Exercise directions.
Below are some entries. Reproduce them word for word.

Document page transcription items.

━━━━━━━━━━━━━━━━━━━━━━━━━━━━━━

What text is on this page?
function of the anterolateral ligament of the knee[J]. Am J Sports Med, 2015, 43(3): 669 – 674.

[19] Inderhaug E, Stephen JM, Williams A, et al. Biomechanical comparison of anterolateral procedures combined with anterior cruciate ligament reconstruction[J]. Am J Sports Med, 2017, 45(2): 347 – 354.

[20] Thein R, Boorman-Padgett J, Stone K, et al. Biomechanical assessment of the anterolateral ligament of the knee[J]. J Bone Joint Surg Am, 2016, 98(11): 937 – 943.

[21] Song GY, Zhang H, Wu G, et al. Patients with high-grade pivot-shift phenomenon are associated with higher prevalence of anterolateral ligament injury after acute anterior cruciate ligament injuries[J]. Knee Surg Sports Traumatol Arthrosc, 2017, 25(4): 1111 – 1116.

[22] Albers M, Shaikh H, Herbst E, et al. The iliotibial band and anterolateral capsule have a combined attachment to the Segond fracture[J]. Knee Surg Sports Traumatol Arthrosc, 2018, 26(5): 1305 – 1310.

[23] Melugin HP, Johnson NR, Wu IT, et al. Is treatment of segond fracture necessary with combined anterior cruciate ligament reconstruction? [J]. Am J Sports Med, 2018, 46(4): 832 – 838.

━━━━━━━━━━━━━━━━━━━━━━━━━━━━━━

Solution to this exercise.
What text is on this page?
function of the anterolateral ligament of the knee[J]. Am J Sports Med, 2015, 43(3): 669 – 674.

[19] Inderhaug E, Stephen JM, Williams A, et al. Biomechanical comparison of anterolateral procedures combined with anterior cruciate ligament reconstruction[J]. Am J Sports Med, 2017, 45(2): 347 – 354.

[20] Thein R, Boorman-Padgett J, Stone K, et al. Biomechanical assessment of the anterolateral ligament of the knee[J]. J Bone Joint Surg Am, 2016, 98(11): 937 – 943.

[21] Song GY, Zhang H, Wu G, et al. Patients with high-grade pivot-shift phenomenon are associated with higher prevalence of anterolateral ligament injury after acute anterior cruciate ligament injuries[J]. Knee Surg Sports Traumatol Arthrosc, 2017, 25(4): 1111 – 1116.

[22] Albers M, Shaikh H, Herbst E, et al. The iliotibial band and anterolateral capsule have a combined attachment to the Segond fracture[J]. Knee Surg Sports Traumatol Arthrosc, 2018, 26(5): 1305 – 1310.

[23] Melugin HP, Johnson NR, Wu IT, et al. Is treatment of segond fracture necessary with combined anterior cruciate ligament reconstruction? [J]. Am J Sports Med, 2018, 46(4): 832 – 838.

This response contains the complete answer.